Records that describe figures
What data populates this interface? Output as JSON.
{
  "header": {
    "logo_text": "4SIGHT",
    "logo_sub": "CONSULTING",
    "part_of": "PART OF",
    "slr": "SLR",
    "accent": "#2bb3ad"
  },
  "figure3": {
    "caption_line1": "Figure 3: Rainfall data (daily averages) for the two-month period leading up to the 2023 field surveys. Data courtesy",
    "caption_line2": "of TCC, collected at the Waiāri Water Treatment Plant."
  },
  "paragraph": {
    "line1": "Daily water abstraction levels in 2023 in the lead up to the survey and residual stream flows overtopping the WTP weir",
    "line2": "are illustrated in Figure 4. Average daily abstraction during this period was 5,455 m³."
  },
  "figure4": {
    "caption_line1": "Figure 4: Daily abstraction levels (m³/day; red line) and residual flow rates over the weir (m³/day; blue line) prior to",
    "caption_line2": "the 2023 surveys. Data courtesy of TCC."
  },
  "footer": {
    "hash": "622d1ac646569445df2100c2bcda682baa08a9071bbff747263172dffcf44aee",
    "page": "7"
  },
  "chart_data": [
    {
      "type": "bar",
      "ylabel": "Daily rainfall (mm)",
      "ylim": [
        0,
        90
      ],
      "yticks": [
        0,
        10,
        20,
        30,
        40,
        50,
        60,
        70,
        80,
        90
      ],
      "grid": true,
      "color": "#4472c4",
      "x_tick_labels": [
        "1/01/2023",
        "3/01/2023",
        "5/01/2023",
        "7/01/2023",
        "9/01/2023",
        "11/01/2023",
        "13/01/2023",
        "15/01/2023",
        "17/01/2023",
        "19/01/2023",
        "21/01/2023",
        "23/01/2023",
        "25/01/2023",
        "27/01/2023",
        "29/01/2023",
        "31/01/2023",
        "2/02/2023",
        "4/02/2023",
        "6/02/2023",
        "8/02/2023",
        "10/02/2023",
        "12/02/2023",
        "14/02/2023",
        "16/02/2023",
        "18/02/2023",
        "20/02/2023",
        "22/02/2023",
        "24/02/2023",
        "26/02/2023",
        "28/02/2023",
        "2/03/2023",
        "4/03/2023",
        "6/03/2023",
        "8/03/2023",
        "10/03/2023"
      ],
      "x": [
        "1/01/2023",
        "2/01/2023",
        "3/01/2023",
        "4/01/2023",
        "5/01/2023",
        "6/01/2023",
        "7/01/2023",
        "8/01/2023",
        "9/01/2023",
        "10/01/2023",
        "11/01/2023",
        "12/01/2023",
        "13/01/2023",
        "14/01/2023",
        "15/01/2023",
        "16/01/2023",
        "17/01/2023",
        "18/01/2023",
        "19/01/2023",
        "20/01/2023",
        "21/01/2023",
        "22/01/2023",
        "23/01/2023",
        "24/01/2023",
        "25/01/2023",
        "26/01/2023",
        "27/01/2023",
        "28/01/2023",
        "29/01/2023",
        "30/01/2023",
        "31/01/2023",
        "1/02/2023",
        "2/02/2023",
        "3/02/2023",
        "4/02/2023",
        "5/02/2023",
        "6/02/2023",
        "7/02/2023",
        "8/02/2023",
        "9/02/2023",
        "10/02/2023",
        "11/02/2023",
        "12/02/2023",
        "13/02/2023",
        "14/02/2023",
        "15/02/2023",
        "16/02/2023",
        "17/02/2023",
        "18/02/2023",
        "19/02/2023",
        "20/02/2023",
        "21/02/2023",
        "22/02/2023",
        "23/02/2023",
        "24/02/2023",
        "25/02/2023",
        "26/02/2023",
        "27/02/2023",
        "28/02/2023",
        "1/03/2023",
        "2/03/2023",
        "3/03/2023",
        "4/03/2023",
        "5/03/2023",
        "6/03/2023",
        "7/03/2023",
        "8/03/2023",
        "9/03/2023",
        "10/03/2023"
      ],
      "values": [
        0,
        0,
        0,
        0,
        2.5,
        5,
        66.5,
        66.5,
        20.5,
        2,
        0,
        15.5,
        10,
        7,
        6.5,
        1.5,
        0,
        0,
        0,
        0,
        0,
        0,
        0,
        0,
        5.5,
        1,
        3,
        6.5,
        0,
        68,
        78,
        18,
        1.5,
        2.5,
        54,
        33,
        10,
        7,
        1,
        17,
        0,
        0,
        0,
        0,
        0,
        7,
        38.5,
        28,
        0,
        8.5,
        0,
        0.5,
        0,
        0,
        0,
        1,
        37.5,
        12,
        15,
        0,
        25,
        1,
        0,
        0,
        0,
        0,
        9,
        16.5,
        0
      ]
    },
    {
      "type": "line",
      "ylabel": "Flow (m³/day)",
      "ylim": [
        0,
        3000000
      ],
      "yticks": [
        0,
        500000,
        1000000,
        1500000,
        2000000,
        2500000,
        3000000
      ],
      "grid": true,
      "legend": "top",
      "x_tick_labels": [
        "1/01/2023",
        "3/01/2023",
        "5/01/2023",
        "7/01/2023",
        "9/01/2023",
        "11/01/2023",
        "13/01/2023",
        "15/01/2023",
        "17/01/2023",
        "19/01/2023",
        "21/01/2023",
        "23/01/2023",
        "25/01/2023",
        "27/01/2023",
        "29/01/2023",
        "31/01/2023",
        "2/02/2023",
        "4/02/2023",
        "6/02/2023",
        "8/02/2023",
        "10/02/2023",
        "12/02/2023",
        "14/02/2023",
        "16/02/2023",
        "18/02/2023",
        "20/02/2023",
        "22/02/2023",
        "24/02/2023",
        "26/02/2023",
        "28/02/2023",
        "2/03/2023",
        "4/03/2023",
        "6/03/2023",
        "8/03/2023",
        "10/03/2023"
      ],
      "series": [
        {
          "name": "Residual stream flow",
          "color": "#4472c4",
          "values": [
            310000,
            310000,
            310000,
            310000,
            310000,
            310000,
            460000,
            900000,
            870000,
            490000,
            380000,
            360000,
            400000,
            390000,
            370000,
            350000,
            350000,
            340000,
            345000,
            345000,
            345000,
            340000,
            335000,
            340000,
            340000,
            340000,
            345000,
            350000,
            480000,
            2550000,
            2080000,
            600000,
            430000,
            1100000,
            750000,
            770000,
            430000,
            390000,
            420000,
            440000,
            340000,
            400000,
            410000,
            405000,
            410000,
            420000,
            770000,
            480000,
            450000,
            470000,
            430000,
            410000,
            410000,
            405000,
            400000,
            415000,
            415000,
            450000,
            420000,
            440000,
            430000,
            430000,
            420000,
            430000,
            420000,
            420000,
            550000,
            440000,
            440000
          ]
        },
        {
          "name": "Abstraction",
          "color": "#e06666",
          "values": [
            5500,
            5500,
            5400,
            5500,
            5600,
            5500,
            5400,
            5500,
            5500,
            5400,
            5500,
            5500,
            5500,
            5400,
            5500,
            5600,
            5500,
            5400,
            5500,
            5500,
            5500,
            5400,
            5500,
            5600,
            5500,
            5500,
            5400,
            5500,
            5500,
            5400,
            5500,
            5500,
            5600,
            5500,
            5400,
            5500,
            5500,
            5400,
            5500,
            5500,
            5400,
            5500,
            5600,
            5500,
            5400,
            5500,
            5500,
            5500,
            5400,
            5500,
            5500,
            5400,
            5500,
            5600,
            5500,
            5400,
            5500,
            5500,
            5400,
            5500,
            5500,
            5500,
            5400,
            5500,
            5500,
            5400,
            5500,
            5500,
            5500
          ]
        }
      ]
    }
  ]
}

WORK TO DO: Say how many lines above contain the string "color". Answer with the number only.

RESULT: 3